• [Goal]
Across the material below, how many lines contain the word "population"? Give only the number.

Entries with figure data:
● ● ● ● ● ● ●
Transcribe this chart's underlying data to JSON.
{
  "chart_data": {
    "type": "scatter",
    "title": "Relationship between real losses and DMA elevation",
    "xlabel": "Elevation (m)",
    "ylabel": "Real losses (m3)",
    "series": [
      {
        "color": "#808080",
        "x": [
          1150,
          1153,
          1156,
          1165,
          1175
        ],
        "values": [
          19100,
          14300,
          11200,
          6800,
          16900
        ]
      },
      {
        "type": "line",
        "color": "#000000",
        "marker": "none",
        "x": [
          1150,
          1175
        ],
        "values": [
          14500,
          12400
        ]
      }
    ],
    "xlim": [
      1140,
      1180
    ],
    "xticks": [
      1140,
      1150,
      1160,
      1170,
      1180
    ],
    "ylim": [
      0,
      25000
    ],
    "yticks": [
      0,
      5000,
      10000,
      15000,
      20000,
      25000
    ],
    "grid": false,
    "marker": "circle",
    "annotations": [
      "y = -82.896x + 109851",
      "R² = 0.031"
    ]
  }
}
● ● ● ● ● ● ●
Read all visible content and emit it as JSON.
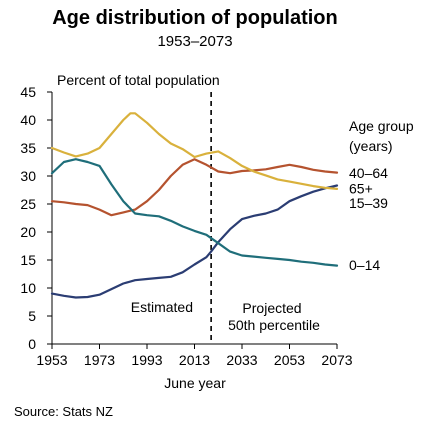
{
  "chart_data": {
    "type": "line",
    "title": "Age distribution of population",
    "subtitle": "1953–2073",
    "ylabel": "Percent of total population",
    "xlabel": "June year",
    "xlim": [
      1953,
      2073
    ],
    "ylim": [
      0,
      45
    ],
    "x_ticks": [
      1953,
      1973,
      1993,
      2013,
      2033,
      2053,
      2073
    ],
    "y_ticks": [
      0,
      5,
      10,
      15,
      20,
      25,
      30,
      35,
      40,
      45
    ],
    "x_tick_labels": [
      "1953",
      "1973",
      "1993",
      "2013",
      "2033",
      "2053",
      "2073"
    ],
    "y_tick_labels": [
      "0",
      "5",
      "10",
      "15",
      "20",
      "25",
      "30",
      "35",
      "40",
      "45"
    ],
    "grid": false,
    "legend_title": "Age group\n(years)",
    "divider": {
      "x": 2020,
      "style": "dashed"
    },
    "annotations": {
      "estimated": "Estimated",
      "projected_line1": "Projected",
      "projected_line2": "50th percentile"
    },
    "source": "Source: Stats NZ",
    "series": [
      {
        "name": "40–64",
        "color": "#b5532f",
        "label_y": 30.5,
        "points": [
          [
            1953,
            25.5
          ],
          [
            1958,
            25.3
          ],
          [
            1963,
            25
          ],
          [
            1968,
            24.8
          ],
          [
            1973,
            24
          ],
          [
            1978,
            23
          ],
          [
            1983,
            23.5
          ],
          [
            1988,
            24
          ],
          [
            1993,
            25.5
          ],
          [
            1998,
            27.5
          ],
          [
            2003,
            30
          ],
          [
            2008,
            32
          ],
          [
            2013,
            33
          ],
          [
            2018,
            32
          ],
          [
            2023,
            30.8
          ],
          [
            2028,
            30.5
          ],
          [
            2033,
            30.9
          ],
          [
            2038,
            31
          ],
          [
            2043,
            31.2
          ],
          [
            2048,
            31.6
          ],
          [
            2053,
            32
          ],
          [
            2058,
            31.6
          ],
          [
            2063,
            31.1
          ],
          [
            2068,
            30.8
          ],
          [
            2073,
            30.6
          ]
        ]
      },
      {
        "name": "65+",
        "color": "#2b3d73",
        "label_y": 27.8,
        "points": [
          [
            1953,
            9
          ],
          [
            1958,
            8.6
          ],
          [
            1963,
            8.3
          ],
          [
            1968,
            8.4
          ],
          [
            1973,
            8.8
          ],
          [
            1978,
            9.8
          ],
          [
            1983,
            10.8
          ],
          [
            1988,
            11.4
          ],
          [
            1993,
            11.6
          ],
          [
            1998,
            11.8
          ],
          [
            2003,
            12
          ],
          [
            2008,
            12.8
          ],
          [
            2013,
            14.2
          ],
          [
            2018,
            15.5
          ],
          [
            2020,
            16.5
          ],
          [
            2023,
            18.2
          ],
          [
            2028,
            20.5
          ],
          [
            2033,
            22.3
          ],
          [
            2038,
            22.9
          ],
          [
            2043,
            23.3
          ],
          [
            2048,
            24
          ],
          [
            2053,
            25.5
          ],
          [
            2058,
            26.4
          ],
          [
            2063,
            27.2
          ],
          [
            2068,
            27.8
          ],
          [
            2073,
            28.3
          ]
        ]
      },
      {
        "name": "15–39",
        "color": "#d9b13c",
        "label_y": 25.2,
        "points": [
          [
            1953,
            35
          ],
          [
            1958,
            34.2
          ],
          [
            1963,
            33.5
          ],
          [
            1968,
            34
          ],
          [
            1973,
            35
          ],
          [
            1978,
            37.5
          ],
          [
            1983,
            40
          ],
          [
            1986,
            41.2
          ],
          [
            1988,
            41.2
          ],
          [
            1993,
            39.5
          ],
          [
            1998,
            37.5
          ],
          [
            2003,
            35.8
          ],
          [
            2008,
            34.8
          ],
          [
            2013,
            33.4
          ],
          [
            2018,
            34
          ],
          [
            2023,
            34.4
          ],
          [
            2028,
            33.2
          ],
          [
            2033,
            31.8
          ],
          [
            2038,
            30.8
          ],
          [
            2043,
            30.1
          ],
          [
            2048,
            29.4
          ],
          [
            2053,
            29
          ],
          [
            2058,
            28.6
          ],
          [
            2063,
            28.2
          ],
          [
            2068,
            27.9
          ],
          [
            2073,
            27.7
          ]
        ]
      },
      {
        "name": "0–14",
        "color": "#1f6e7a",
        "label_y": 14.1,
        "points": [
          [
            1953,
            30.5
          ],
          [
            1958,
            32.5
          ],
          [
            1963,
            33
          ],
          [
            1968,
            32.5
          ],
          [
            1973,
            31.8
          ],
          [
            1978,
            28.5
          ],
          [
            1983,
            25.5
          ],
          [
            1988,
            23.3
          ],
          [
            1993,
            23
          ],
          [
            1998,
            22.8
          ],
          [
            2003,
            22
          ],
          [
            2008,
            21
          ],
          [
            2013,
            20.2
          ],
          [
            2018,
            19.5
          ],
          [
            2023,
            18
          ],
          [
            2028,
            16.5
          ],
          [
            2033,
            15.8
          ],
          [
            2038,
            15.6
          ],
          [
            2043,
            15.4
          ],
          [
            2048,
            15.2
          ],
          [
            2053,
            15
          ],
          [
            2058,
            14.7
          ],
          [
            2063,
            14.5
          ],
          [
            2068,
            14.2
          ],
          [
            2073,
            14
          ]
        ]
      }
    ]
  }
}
● ● ● ● ● ● ●
• [Reply to the task]
2